The request:
Repeat the data below exactly, dropping any pictures it holds.

──────────

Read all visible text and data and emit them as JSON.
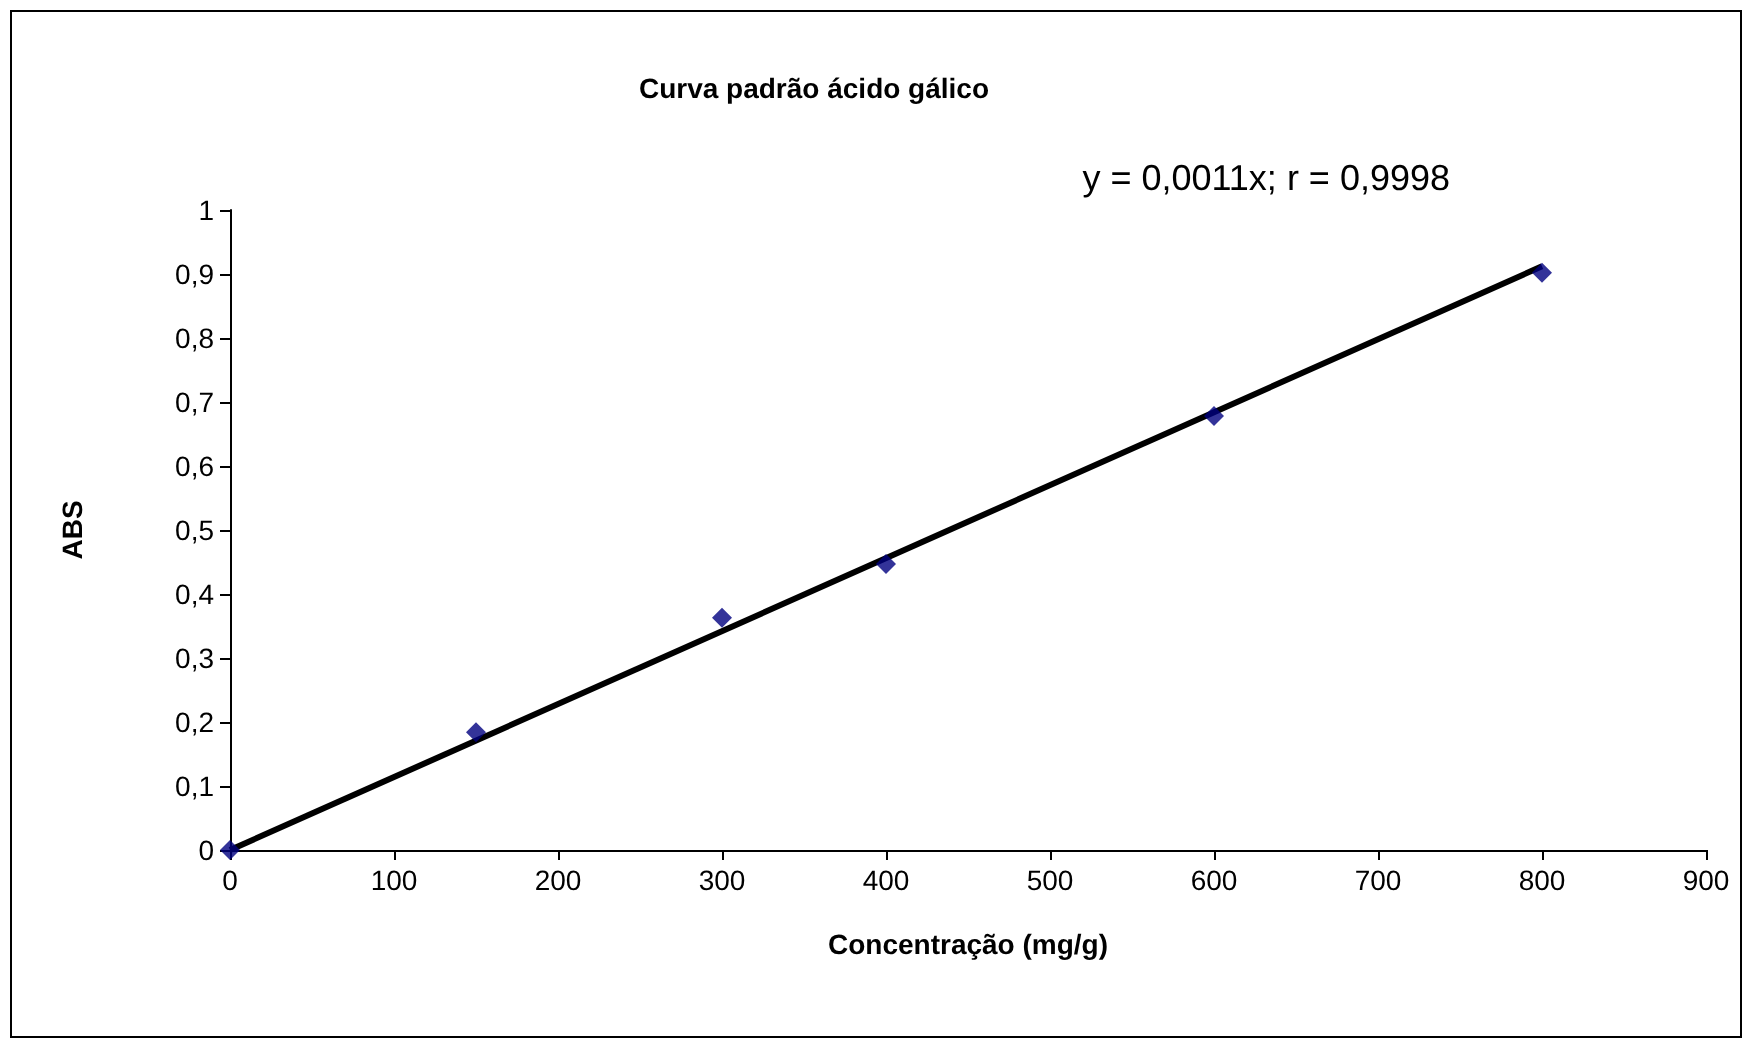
{
  "chart_data": {
    "type": "scatter",
    "title": "Curva padrão ácido gálico",
    "xlabel": "Concentração (mg/g)",
    "ylabel": "ABS",
    "annotations": [
      "y = 0,0011x; r = 0,9998"
    ],
    "x": [
      0,
      150,
      300,
      400,
      600,
      800
    ],
    "series": [
      {
        "color": "#000080",
        "values": [
          0,
          0.184,
          0.363,
          0.447,
          0.678,
          0.902
        ],
        "marker": "diamond"
      },
      {
        "type": "line",
        "color": "#000000",
        "x": [
          0,
          800
        ],
        "values": [
          0,
          0.912
        ],
        "marker": "none"
      }
    ],
    "xlim": [
      0,
      900
    ],
    "xticks": [
      0,
      100,
      200,
      300,
      400,
      500,
      600,
      700,
      800,
      900
    ],
    "ylim": [
      0,
      1
    ],
    "yticks": [
      0,
      {
        "value": 0.1,
        "label": "0,1"
      },
      {
        "value": 0.2,
        "label": "0,2"
      },
      {
        "value": 0.3,
        "label": "0,3"
      },
      {
        "value": 0.4,
        "label": "0,4"
      },
      {
        "value": 0.5,
        "label": "0,5"
      },
      {
        "value": 0.6,
        "label": "0,6"
      },
      {
        "value": 0.7,
        "label": "0,7"
      },
      {
        "value": 0.8,
        "label": "0,8"
      },
      {
        "value": 0.9,
        "label": "0,9"
      },
      1
    ],
    "grid": false
  }
}
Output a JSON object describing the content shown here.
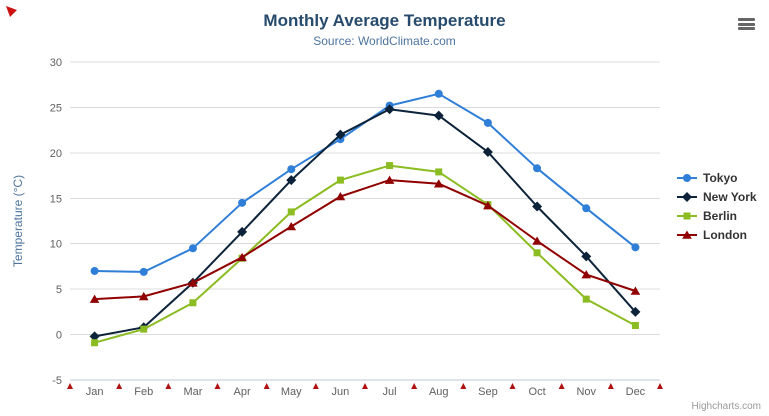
{
  "chart_data": {
    "type": "line",
    "title": "Monthly Average Temperature",
    "subtitle": "Source: WorldClimate.com",
    "categories": [
      "Jan",
      "Feb",
      "Mar",
      "Apr",
      "May",
      "Jun",
      "Jul",
      "Aug",
      "Sep",
      "Oct",
      "Nov",
      "Dec"
    ],
    "series": [
      {
        "name": "Tokyo",
        "color": "#2f7ed8",
        "marker": "circle",
        "values": [
          7.0,
          6.9,
          9.5,
          14.5,
          18.2,
          21.5,
          25.2,
          26.5,
          23.3,
          18.3,
          13.9,
          9.6
        ]
      },
      {
        "name": "New York",
        "color": "#0d233a",
        "marker": "diamond",
        "values": [
          -0.2,
          0.8,
          5.7,
          11.3,
          17.0,
          22.0,
          24.8,
          24.1,
          20.1,
          14.1,
          8.6,
          2.5
        ]
      },
      {
        "name": "Berlin",
        "color": "#8bbc21",
        "marker": "square",
        "values": [
          -0.9,
          0.6,
          3.5,
          8.4,
          13.5,
          17.0,
          18.6,
          17.9,
          14.3,
          9.0,
          3.9,
          1.0
        ]
      },
      {
        "name": "London",
        "color": "#910000",
        "marker": "triangle",
        "values": [
          3.9,
          4.2,
          5.7,
          8.5,
          11.9,
          15.2,
          17.0,
          16.6,
          14.2,
          10.3,
          6.6,
          4.8
        ]
      }
    ],
    "xlabel": "",
    "ylabel": "Temperature (°C)",
    "ylim": [
      -5,
      30
    ],
    "ytick_step": 5,
    "yticks": [
      -5,
      0,
      5,
      10,
      15,
      20,
      25,
      30
    ],
    "legend_position": "right",
    "grid": true
  },
  "credits": "Highcharts.com",
  "export_menu": {
    "icon": "hamburger-icon"
  },
  "colors": {
    "title": "#274b6d",
    "subtitle": "#4d759e",
    "axis_label": "#606060",
    "gridline": "#dcdcdc",
    "axis_line": "#c0c8d4",
    "tick_marker": "#b01111",
    "legend_text": "#333333",
    "credits_text": "#999999"
  }
}
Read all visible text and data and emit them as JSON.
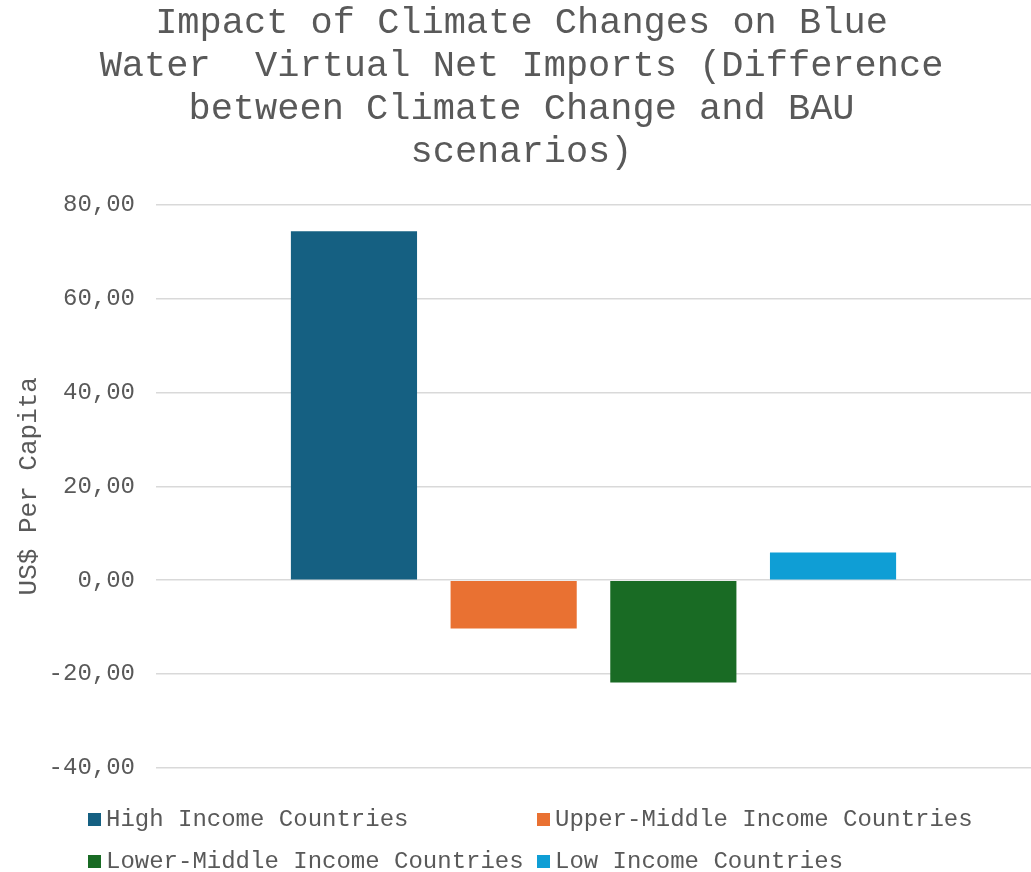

──────────

Answer for the task:
Read all visible text and data and emit them as JSON.
{
  "chart_data": {
    "type": "scatter",
    "title": "Curva padrão ácido gálico",
    "xlabel": "Concentração (mg/g)",
    "ylabel": "ABS",
    "annotations": [
      "y = 0,0011x; r = 0,9998"
    ],
    "x": [
      0,
      150,
      300,
      400,
      600,
      800
    ],
    "series": [
      {
        "color": "#000080",
        "values": [
          0,
          0.184,
          0.363,
          0.447,
          0.678,
          0.902
        ],
        "marker": "diamond"
      },
      {
        "type": "line",
        "color": "#000000",
        "x": [
          0,
          800
        ],
        "values": [
          0,
          0.912
        ],
        "marker": "none"
      }
    ],
    "xlim": [
      0,
      900
    ],
    "xticks": [
      0,
      100,
      200,
      300,
      400,
      500,
      600,
      700,
      800,
      900
    ],
    "ylim": [
      0,
      1
    ],
    "yticks": [
      0,
      {
        "value": 0.1,
        "label": "0,1"
      },
      {
        "value": 0.2,
        "label": "0,2"
      },
      {
        "value": 0.3,
        "label": "0,3"
      },
      {
        "value": 0.4,
        "label": "0,4"
      },
      {
        "value": 0.5,
        "label": "0,5"
      },
      {
        "value": 0.6,
        "label": "0,6"
      },
      {
        "value": 0.7,
        "label": "0,7"
      },
      {
        "value": 0.8,
        "label": "0,8"
      },
      {
        "value": 0.9,
        "label": "0,9"
      },
      1
    ],
    "grid": false
  }
}
Output a JSON object describing the content shown here.
{
  "chart_data": {
    "type": "line",
    "title": "Monthly Average Temperature",
    "subtitle": "Source: WorldClimate.com",
    "categories": [
      "Jan",
      "Feb",
      "Mar",
      "Apr",
      "May",
      "Jun",
      "Jul",
      "Aug",
      "Sep",
      "Oct",
      "Nov",
      "Dec"
    ],
    "series": [
      {
        "name": "Tokyo",
        "color": "#2f7ed8",
        "marker": "circle",
        "values": [
          7.0,
          6.9,
          9.5,
          14.5,
          18.2,
          21.5,
          25.2,
          26.5,
          23.3,
          18.3,
          13.9,
          9.6
        ]
      },
      {
        "name": "New York",
        "color": "#0d233a",
        "marker": "diamond",
        "values": [
          -0.2,
          0.8,
          5.7,
          11.3,
          17.0,
          22.0,
          24.8,
          24.1,
          20.1,
          14.1,
          8.6,
          2.5
        ]
      },
      {
        "name": "Berlin",
        "color": "#8bbc21",
        "marker": "square",
        "values": [
          -0.9,
          0.6,
          3.5,
          8.4,
          13.5,
          17.0,
          18.6,
          17.9,
          14.3,
          9.0,
          3.9,
          1.0
        ]
      },
      {
        "name": "London",
        "color": "#910000",
        "marker": "triangle",
        "values": [
          3.9,
          4.2,
          5.7,
          8.5,
          11.9,
          15.2,
          17.0,
          16.6,
          14.2,
          10.3,
          6.6,
          4.8
        ]
      }
    ],
    "xlabel": "",
    "ylabel": "Temperature (°C)",
    "ylim": [
      -5,
      30
    ],
    "ytick_step": 5,
    "yticks": [
      -5,
      0,
      5,
      10,
      15,
      20,
      25,
      30
    ],
    "legend_position": "right",
    "grid": true
  },
  "credits": "Highcharts.com",
  "export_menu": {
    "icon": "hamburger-icon"
  },
  "colors": {
    "title": "#274b6d",
    "subtitle": "#4d759e",
    "axis_label": "#606060",
    "gridline": "#dcdcdc",
    "axis_line": "#c0c8d4",
    "tick_marker": "#b01111",
    "legend_text": "#333333",
    "credits_text": "#999999"
  }
}
Read all visible text and data and emit them as JSON.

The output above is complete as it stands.